Records from a data collection
^^^^
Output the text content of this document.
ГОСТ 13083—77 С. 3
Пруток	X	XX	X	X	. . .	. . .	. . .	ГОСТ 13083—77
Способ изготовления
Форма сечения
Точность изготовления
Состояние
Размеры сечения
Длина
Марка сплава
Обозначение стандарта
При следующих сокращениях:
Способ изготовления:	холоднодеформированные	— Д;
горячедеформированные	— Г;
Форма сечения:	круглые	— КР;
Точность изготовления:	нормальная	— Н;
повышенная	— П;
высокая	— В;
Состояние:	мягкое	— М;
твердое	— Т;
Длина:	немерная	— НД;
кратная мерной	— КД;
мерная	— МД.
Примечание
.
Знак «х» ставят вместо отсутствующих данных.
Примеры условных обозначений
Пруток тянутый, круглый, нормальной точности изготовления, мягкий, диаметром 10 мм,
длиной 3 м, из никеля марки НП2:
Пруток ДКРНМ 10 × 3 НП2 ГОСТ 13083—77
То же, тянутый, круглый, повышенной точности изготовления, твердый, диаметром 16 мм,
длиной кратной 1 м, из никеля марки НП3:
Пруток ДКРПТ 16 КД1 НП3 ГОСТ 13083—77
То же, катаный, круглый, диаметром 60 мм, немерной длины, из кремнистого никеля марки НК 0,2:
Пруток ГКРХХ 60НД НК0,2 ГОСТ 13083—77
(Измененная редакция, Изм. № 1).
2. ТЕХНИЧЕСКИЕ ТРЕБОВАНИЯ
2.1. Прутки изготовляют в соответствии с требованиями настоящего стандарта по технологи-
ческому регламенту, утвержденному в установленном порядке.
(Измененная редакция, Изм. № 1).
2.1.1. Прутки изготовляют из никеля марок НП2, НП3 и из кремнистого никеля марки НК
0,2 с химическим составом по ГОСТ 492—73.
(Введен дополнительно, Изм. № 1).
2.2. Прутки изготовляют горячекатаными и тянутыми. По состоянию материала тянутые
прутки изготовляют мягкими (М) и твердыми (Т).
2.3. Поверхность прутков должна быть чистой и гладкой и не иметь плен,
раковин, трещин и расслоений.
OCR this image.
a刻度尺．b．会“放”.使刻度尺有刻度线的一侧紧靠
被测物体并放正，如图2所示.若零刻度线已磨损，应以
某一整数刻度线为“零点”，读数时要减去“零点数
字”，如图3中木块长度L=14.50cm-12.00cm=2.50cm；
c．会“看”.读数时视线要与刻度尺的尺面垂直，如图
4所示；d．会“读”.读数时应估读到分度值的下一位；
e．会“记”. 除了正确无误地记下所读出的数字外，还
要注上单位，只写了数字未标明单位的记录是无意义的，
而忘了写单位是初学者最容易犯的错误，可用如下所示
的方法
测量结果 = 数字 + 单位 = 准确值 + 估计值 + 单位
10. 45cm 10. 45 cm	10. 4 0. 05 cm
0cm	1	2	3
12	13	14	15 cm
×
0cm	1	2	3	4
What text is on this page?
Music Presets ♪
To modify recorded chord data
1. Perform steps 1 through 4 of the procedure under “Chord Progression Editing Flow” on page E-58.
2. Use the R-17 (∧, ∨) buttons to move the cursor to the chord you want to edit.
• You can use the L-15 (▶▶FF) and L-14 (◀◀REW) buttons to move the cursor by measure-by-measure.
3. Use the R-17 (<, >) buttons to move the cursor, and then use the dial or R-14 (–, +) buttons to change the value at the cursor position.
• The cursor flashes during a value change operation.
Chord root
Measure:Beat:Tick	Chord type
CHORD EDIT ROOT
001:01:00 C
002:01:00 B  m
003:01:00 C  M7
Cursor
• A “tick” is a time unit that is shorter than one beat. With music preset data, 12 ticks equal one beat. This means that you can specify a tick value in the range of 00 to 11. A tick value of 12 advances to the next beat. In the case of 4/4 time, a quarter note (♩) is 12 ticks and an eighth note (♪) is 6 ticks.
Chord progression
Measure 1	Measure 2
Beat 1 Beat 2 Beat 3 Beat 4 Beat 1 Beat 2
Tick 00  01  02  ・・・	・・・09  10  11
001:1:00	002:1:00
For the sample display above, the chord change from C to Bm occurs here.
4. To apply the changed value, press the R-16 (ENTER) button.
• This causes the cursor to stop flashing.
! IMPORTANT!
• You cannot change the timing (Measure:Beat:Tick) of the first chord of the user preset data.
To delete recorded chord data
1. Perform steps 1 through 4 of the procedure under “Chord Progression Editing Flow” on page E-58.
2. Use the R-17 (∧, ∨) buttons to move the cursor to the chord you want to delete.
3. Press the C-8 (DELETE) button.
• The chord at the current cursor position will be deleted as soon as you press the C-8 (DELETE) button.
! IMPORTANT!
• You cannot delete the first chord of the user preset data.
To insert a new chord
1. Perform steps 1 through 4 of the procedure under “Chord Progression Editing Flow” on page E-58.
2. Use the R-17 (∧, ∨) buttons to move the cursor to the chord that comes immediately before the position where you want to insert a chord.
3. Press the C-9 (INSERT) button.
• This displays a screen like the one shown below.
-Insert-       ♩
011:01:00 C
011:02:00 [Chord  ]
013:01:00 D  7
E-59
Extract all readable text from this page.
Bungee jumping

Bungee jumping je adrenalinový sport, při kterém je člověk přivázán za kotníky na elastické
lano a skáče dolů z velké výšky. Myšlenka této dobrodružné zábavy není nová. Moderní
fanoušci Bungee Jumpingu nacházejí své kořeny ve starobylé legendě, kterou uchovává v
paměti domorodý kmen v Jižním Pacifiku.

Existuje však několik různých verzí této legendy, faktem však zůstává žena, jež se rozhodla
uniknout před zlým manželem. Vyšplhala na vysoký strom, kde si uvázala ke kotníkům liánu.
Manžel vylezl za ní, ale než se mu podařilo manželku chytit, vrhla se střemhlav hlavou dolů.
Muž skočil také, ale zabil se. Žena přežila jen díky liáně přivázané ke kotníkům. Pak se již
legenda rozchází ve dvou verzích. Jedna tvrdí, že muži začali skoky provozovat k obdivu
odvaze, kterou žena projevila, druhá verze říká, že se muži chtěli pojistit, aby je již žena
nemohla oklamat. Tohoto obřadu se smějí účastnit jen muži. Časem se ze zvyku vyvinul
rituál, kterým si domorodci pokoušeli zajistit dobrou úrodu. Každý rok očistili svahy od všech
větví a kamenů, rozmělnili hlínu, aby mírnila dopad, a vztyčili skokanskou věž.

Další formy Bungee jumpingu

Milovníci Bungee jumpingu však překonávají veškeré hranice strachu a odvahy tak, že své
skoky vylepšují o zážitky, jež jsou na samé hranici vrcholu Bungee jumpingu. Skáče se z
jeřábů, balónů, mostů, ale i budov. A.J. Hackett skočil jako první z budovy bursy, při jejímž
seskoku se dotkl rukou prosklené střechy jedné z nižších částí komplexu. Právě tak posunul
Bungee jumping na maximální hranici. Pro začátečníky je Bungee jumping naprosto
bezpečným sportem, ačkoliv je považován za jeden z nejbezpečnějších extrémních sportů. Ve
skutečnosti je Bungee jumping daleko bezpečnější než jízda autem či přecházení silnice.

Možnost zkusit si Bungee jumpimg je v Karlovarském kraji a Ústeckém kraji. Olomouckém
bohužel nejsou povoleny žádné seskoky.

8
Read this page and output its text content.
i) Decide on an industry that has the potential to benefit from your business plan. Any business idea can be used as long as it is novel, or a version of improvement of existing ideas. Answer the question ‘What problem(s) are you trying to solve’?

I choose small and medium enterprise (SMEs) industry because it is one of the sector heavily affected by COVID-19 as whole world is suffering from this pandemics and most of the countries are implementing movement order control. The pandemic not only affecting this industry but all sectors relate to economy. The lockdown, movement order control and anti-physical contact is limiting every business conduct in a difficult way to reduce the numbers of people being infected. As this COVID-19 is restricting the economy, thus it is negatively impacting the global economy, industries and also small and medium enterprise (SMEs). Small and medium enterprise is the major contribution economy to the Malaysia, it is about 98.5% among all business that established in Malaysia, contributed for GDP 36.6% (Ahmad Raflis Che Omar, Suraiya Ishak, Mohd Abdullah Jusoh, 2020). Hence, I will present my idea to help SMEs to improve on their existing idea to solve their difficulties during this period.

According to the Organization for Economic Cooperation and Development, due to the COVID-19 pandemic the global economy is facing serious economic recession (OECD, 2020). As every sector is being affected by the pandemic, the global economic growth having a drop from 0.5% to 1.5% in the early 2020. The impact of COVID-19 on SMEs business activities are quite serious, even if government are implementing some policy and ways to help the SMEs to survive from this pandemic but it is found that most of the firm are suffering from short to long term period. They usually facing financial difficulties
^^^^
● **Problem to solve**:
Pull every line holding "сечения" out of the records.

● **Task response**:
Форма сечения
Размеры сечения
Форма сечения:	круглые	— КР;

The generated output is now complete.